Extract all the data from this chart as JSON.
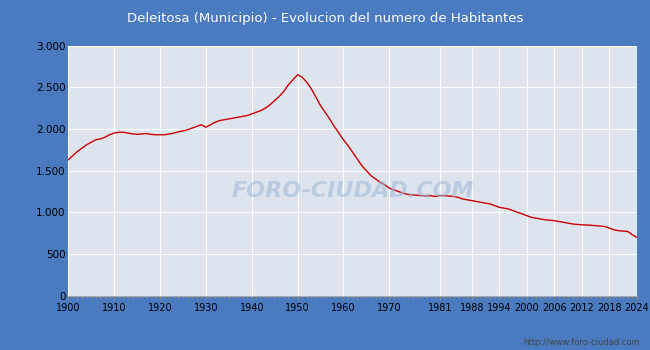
{
  "title": "Deleitosa (Municipio) - Evolucion del numero de Habitantes",
  "title_bg_color": "#4a7abf",
  "title_text_color": "#ffffff",
  "line_color": "#cc0000",
  "outer_bg_color": "#4a7abf",
  "plot_bg_color": "#dde4ee",
  "inner_bg_color": "#e8edf4",
  "watermark": "FORO-CIUDAD.COM",
  "footer": "http://www.foro-ciudad.com",
  "years": [
    1900,
    1901,
    1902,
    1903,
    1904,
    1905,
    1906,
    1907,
    1908,
    1909,
    1910,
    1911,
    1912,
    1913,
    1914,
    1915,
    1916,
    1917,
    1918,
    1919,
    1920,
    1921,
    1922,
    1923,
    1924,
    1925,
    1926,
    1927,
    1928,
    1929,
    1930,
    1931,
    1932,
    1933,
    1934,
    1935,
    1936,
    1937,
    1938,
    1939,
    1940,
    1941,
    1942,
    1943,
    1944,
    1945,
    1946,
    1947,
    1948,
    1949,
    1950,
    1951,
    1952,
    1953,
    1954,
    1955,
    1956,
    1957,
    1958,
    1959,
    1960,
    1961,
    1962,
    1963,
    1964,
    1965,
    1966,
    1967,
    1968,
    1969,
    1970,
    1971,
    1972,
    1973,
    1974,
    1975,
    1976,
    1977,
    1978,
    1979,
    1980,
    1981,
    1982,
    1983,
    1984,
    1985,
    1986,
    1987,
    1988,
    1989,
    1990,
    1991,
    1992,
    1993,
    1994,
    1995,
    1996,
    1997,
    1998,
    1999,
    2000,
    2001,
    2002,
    2003,
    2004,
    2005,
    2006,
    2007,
    2008,
    2009,
    2010,
    2011,
    2012,
    2013,
    2014,
    2015,
    2016,
    2017,
    2018,
    2019,
    2020,
    2021,
    2022,
    2023,
    2024
  ],
  "population": [
    1630,
    1680,
    1730,
    1770,
    1810,
    1840,
    1870,
    1880,
    1900,
    1930,
    1950,
    1960,
    1960,
    1950,
    1940,
    1935,
    1940,
    1945,
    1935,
    1930,
    1930,
    1930,
    1940,
    1950,
    1965,
    1975,
    1990,
    2010,
    2030,
    2050,
    2020,
    2050,
    2080,
    2100,
    2110,
    2120,
    2130,
    2140,
    2150,
    2160,
    2180,
    2200,
    2220,
    2250,
    2290,
    2340,
    2390,
    2450,
    2530,
    2590,
    2650,
    2620,
    2560,
    2480,
    2380,
    2280,
    2200,
    2120,
    2030,
    1950,
    1870,
    1800,
    1720,
    1640,
    1560,
    1500,
    1440,
    1400,
    1360,
    1330,
    1290,
    1270,
    1250,
    1230,
    1215,
    1210,
    1205,
    1200,
    1195,
    1200,
    1190,
    1200,
    1200,
    1195,
    1190,
    1180,
    1160,
    1150,
    1140,
    1130,
    1120,
    1110,
    1100,
    1080,
    1060,
    1050,
    1040,
    1020,
    1000,
    980,
    960,
    940,
    930,
    920,
    910,
    905,
    900,
    890,
    880,
    870,
    860,
    855,
    850,
    848,
    845,
    840,
    835,
    830,
    810,
    790,
    780,
    775,
    770,
    730,
    700
  ],
  "xticks": [
    1900,
    1910,
    1920,
    1930,
    1940,
    1950,
    1960,
    1970,
    1981,
    1988,
    1994,
    2000,
    2006,
    2012,
    2018,
    2024
  ],
  "yticks": [
    0,
    500,
    1000,
    1500,
    2000,
    2500,
    3000
  ],
  "ylim": [
    0,
    3000
  ],
  "xlim": [
    1900,
    2024
  ]
}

========

• YOUR TASK:
An exact transcription of all the entries is required, without the pictures.

• OUTPUT FOR THIS EXERCISE:
Extract all the data from this chart as JSON.
{
  "title": "Deleitosa (Municipio) - Evolucion del numero de Habitantes",
  "title_bg_color": "#4a7abf",
  "title_text_color": "#ffffff",
  "line_color": "#cc0000",
  "outer_bg_color": "#4a7abf",
  "plot_bg_color": "#dde4ee",
  "inner_bg_color": "#e8edf4",
  "watermark": "FORO-CIUDAD.COM",
  "footer": "http://www.foro-ciudad.com",
  "years": [
    1900,
    1901,
    1902,
    1903,
    1904,
    1905,
    1906,
    1907,
    1908,
    1909,
    1910,
    1911,
    1912,
    1913,
    1914,
    1915,
    1916,
    1917,
    1918,
    1919,
    1920,
    1921,
    1922,
    1923,
    1924,
    1925,
    1926,
    1927,
    1928,
    1929,
    1930,
    1931,
    1932,
    1933,
    1934,
    1935,
    1936,
    1937,
    1938,
    1939,
    1940,
    1941,
    1942,
    1943,
    1944,
    1945,
    1946,
    1947,
    1948,
    1949,
    1950,
    1951,
    1952,
    1953,
    1954,
    1955,
    1956,
    1957,
    1958,
    1959,
    1960,
    1961,
    1962,
    1963,
    1964,
    1965,
    1966,
    1967,
    1968,
    1969,
    1970,
    1971,
    1972,
    1973,
    1974,
    1975,
    1976,
    1977,
    1978,
    1979,
    1980,
    1981,
    1982,
    1983,
    1984,
    1985,
    1986,
    1987,
    1988,
    1989,
    1990,
    1991,
    1992,
    1993,
    1994,
    1995,
    1996,
    1997,
    1998,
    1999,
    2000,
    2001,
    2002,
    2003,
    2004,
    2005,
    2006,
    2007,
    2008,
    2009,
    2010,
    2011,
    2012,
    2013,
    2014,
    2015,
    2016,
    2017,
    2018,
    2019,
    2020,
    2021,
    2022,
    2023,
    2024
  ],
  "population": [
    1630,
    1680,
    1730,
    1770,
    1810,
    1840,
    1870,
    1880,
    1900,
    1930,
    1950,
    1960,
    1960,
    1950,
    1940,
    1935,
    1940,
    1945,
    1935,
    1930,
    1930,
    1930,
    1940,
    1950,
    1965,
    1975,
    1990,
    2010,
    2030,
    2050,
    2020,
    2050,
    2080,
    2100,
    2110,
    2120,
    2130,
    2140,
    2150,
    2160,
    2180,
    2200,
    2220,
    2250,
    2290,
    2340,
    2390,
    2450,
    2530,
    2590,
    2650,
    2620,
    2560,
    2480,
    2380,
    2280,
    2200,
    2120,
    2030,
    1950,
    1870,
    1800,
    1720,
    1640,
    1560,
    1500,
    1440,
    1400,
    1360,
    1330,
    1290,
    1270,
    1250,
    1230,
    1215,
    1210,
    1205,
    1200,
    1195,
    1200,
    1190,
    1200,
    1200,
    1195,
    1190,
    1180,
    1160,
    1150,
    1140,
    1130,
    1120,
    1110,
    1100,
    1080,
    1060,
    1050,
    1040,
    1020,
    1000,
    980,
    960,
    940,
    930,
    920,
    910,
    905,
    900,
    890,
    880,
    870,
    860,
    855,
    850,
    848,
    845,
    840,
    835,
    830,
    810,
    790,
    780,
    775,
    770,
    730,
    700
  ],
  "xticks": [
    1900,
    1910,
    1920,
    1930,
    1940,
    1950,
    1960,
    1970,
    1981,
    1988,
    1994,
    2000,
    2006,
    2012,
    2018,
    2024
  ],
  "yticks": [
    0,
    500,
    1000,
    1500,
    2000,
    2500,
    3000
  ],
  "ylim": [
    0,
    3000
  ],
  "xlim": [
    1900,
    2024
  ]
}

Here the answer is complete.